**Records shown:**
··········

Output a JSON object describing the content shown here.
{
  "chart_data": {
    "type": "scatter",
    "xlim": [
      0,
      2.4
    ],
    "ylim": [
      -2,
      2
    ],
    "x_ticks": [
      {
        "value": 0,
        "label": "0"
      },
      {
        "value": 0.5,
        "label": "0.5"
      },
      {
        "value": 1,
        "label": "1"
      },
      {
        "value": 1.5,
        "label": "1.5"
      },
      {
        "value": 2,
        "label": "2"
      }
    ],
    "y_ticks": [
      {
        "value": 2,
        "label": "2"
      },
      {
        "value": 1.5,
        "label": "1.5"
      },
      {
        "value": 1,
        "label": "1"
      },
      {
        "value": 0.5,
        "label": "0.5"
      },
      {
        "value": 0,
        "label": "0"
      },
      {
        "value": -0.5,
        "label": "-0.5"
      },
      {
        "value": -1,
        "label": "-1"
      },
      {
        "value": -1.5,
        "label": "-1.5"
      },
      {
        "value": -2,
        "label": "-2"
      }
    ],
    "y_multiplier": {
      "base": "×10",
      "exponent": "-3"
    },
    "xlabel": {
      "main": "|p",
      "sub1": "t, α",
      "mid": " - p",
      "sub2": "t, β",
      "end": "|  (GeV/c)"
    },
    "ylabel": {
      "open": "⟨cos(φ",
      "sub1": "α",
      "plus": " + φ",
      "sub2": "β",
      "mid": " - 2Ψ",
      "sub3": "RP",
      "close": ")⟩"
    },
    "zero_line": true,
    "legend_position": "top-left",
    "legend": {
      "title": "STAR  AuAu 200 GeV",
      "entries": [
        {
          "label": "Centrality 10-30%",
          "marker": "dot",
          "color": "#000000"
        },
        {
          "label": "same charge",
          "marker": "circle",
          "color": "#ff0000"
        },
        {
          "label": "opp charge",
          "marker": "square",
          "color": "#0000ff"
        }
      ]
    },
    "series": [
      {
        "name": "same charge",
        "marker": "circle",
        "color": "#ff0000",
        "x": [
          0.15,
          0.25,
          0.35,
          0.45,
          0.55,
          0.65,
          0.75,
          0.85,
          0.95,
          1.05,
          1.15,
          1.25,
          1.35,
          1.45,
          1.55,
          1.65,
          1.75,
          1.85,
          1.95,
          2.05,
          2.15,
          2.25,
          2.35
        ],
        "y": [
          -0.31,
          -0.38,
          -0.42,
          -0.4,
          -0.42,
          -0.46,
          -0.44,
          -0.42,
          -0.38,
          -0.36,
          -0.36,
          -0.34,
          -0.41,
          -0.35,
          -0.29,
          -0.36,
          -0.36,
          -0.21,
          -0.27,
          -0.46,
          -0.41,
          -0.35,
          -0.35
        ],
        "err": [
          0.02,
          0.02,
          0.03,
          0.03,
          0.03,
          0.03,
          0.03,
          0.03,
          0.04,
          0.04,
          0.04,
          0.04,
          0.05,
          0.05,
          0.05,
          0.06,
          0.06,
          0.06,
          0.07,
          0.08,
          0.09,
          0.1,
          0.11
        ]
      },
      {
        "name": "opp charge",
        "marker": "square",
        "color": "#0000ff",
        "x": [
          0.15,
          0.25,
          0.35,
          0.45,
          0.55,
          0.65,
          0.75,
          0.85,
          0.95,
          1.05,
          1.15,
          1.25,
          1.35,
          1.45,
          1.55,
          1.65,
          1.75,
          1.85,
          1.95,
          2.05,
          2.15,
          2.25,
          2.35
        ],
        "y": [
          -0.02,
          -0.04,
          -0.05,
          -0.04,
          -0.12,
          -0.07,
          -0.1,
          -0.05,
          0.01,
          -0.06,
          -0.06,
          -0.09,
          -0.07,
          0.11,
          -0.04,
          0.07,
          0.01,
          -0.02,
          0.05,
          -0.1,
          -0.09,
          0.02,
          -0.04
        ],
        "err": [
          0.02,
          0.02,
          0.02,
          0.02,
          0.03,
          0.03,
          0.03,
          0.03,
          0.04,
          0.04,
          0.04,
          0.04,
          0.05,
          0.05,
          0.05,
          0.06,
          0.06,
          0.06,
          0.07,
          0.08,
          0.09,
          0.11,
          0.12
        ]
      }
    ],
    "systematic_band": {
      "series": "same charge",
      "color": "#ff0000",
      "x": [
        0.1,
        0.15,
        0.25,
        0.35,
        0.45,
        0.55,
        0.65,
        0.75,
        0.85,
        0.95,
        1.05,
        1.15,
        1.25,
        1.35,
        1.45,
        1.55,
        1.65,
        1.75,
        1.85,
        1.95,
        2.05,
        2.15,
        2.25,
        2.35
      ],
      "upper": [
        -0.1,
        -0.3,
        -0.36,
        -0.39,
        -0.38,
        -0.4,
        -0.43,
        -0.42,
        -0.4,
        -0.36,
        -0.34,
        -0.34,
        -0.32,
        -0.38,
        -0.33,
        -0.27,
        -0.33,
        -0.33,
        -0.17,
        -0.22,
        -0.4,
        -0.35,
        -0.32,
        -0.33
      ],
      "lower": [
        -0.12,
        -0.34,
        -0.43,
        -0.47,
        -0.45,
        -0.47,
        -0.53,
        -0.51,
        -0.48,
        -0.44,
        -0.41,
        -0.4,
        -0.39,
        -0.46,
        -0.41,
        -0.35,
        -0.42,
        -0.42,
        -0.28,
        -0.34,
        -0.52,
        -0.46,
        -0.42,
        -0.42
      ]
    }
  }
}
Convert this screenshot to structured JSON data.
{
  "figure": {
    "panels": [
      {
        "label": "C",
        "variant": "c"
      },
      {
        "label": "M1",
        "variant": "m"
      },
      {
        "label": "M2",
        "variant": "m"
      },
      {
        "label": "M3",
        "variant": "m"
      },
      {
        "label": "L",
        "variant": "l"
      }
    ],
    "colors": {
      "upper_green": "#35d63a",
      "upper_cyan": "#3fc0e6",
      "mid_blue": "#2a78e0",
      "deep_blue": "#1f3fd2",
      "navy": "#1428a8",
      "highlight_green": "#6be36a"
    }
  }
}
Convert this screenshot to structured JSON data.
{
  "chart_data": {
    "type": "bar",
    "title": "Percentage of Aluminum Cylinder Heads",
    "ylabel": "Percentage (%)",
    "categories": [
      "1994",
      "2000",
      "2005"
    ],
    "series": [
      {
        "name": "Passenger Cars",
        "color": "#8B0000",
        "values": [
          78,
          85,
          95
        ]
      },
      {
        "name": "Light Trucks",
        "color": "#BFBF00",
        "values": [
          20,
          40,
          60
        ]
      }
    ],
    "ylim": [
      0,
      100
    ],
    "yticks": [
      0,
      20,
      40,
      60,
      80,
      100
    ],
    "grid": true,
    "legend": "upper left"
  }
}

··········

**What to work on:**
Locate each line containing the string "left" and show it.

**Solution:**
    "legend_position": "top-left",
    "legend": "upper left"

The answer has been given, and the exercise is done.